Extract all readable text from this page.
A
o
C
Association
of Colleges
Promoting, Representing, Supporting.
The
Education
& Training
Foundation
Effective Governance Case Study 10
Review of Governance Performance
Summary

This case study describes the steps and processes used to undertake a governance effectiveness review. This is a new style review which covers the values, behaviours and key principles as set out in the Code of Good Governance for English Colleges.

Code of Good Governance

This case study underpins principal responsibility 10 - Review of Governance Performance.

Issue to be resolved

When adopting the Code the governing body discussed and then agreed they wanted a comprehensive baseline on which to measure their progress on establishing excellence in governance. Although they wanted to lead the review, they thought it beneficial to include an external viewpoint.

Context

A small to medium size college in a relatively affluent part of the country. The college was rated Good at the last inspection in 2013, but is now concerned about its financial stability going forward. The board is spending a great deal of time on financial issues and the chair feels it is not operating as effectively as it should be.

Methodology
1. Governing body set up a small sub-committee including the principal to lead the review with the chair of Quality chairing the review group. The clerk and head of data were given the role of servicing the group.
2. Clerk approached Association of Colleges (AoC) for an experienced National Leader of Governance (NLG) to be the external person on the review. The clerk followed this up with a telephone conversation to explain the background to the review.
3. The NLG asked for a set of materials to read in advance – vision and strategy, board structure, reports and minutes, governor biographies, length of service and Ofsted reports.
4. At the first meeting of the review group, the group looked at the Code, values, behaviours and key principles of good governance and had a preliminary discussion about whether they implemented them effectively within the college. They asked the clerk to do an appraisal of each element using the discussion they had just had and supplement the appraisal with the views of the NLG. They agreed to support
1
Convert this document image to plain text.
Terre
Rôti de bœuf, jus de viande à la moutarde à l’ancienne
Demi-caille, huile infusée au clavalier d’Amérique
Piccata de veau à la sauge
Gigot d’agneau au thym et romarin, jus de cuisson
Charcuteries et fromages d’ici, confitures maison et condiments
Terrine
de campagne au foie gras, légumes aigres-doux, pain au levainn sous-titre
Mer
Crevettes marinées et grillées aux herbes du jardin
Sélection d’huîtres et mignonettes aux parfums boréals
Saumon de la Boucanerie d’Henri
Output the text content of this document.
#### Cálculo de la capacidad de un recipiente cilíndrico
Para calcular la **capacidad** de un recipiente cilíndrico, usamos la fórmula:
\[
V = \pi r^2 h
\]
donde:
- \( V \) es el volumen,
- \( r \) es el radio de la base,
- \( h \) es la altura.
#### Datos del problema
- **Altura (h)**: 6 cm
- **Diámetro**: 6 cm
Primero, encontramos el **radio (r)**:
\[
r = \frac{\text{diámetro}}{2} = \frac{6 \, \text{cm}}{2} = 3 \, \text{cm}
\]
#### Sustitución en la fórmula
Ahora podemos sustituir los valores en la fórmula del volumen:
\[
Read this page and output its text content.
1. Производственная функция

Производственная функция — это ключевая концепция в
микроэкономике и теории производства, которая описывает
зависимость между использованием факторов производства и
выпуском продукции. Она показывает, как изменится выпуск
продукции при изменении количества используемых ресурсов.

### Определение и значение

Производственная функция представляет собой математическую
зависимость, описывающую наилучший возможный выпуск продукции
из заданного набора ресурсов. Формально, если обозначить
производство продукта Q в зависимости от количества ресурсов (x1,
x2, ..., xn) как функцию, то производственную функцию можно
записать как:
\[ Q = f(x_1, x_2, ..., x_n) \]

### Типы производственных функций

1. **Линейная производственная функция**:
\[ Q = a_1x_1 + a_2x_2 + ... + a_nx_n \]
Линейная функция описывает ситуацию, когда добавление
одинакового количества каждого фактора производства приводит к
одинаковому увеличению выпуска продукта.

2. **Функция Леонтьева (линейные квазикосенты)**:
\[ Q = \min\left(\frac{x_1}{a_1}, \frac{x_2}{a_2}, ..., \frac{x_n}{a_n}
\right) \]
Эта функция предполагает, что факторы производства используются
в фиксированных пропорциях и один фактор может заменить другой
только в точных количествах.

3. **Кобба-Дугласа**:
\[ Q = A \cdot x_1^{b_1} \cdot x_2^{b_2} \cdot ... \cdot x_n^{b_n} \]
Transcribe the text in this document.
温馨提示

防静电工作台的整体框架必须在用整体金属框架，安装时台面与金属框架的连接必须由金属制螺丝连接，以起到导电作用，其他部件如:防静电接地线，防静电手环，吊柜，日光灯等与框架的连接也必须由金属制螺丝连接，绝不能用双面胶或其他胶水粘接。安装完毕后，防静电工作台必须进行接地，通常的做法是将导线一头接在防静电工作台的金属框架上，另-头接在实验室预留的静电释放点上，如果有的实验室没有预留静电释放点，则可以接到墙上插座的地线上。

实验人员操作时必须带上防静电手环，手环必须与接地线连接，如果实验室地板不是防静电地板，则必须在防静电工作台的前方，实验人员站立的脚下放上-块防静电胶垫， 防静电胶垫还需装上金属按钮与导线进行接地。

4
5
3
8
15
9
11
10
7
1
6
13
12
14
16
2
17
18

▶ Exercise requirements: Every record shown above must be echoed exactly.

▶ Solution:
Extract all readable text from this page.
A
o
C
Association
of Colleges
Promoting, Representing, Supporting.
The
Education
& Training
Foundation
Effective Governance Case Study 10
Review of Governance Performance
Summary

This case study describes the steps and processes used to undertake a governance effectiveness review. This is a new style review which covers the values, behaviours and key principles as set out in the Code of Good Governance for English Colleges.

Code of Good Governance

This case study underpins principal responsibility 10 - Review of Governance Performance.

Issue to be resolved

When adopting the Code the governing body discussed and then agreed they wanted a comprehensive baseline on which to measure their progress on establishing excellence in governance. Although they wanted to lead the review, they thought it beneficial to include an external viewpoint.

Context

A small to medium size college in a relatively affluent part of the country. The college was rated Good at the last inspection in 2013, but is now concerned about its financial stability going forward. The board is spending a great deal of time on financial issues and the chair feels it is not operating as effectively as it should be.

Methodology
1. Governing body set up a small sub-committee including the principal to lead the review with the chair of Quality chairing the review group. The clerk and head of data were given the role of servicing the group.
2. Clerk approached Association of Colleges (AoC) for an experienced National Leader of Governance (NLG) to be the external person on the review. The clerk followed this up with a telephone conversation to explain the background to the review.
3. The NLG asked for a set of materials to read in advance – vision and strategy, board structure, reports and minutes, governor biographies, length of service and Ofsted reports.
4. At the first meeting of the review group, the group looked at the Code, values, behaviours and key principles of good governance and had a preliminary discussion about whether they implemented them effectively within the college. They asked the clerk to do an appraisal of each element using the discussion they had just had and supplement the appraisal with the views of the NLG. They agreed to support
1
Convert this document image to plain text.
Terre
Rôti de bœuf, jus de viande à la moutarde à l’ancienne
Demi-caille, huile infusée au clavalier d’Amérique
Piccata de veau à la sauge
Gigot d’agneau au thym et romarin, jus de cuisson
Charcuteries et fromages d’ici, confitures maison et condiments
Terrine
de campagne au foie gras, légumes aigres-doux, pain au levainn sous-titre
Mer
Crevettes marinées et grillées aux herbes du jardin
Sélection d’huîtres et mignonettes aux parfums boréals
Saumon de la Boucanerie d’Henri
Output the text content of this document.
#### Cálculo de la capacidad de un recipiente cilíndrico
Para calcular la **capacidad** de un recipiente cilíndrico, usamos la fórmula:
\[
V = \pi r^2 h
\]
donde:
- \( V \) es el volumen,
- \( r \) es el radio de la base,
- \( h \) es la altura.
#### Datos del problema
- **Altura (h)**: 6 cm
- **Diámetro**: 6 cm
Primero, encontramos el **radio (r)**:
\[
r = \frac{\text{diámetro}}{2} = \frac{6 \, \text{cm}}{2} = 3 \, \text{cm}
\]
#### Sustitución en la fórmula
Ahora podemos sustituir los valores en la fórmula del volumen:
\[
Read this page and output its text content.
1. Производственная функция

Производственная функция — это ключевая концепция в
микроэкономике и теории производства, которая описывает
зависимость между использованием факторов производства и
выпуском продукции. Она показывает, как изменится выпуск
продукции при изменении количества используемых ресурсов.

### Определение и значение

Производственная функция представляет собой математическую
зависимость, описывающую наилучший возможный выпуск продукции
из заданного набора ресурсов. Формально, если обозначить
производство продукта Q в зависимости от количества ресурсов (x1,
x2, ..., xn) как функцию, то производственную функцию можно
записать как:
\[ Q = f(x_1, x_2, ..., x_n) \]

### Типы производственных функций

1. **Линейная производственная функция**:
\[ Q = a_1x_1 + a_2x_2 + ... + a_nx_n \]
Линейная функция описывает ситуацию, когда добавление
одинакового количества каждого фактора производства приводит к
одинаковому увеличению выпуска продукта.

2. **Функция Леонтьева (линейные квазикосенты)**:
\[ Q = \min\left(\frac{x_1}{a_1}, \frac{x_2}{a_2}, ..., \frac{x_n}{a_n}
\right) \]
Эта функция предполагает, что факторы производства используются
в фиксированных пропорциях и один фактор может заменить другой
только в точных количествах.

3. **Кобба-Дугласа**:
\[ Q = A \cdot x_1^{b_1} \cdot x_2^{b_2} \cdot ... \cdot x_n^{b_n} \]
Transcribe the text in this document.
温馨提示

防静电工作台的整体框架必须在用整体金属框架，安装时台面与金属框架的连接必须由金属制螺丝连接，以起到导电作用，其他部件如:防静电接地线，防静电手环，吊柜，日光灯等与框架的连接也必须由金属制螺丝连接，绝不能用双面胶或其他胶水粘接。安装完毕后，防静电工作台必须进行接地，通常的做法是将导线一头接在防静电工作台的金属框架上，另-头接在实验室预留的静电释放点上，如果有的实验室没有预留静电释放点，则可以接到墙上插座的地线上。

实验人员操作时必须带上防静电手环，手环必须与接地线连接，如果实验室地板不是防静电地板，则必须在防静电工作台的前方，实验人员站立的脚下放上-块防静电胶垫， 防静电胶垫还需装上金属按钮与导线进行接地。

4
5
3
8
15
9
11
10
7
1
6
13
12
14
16
2
17
18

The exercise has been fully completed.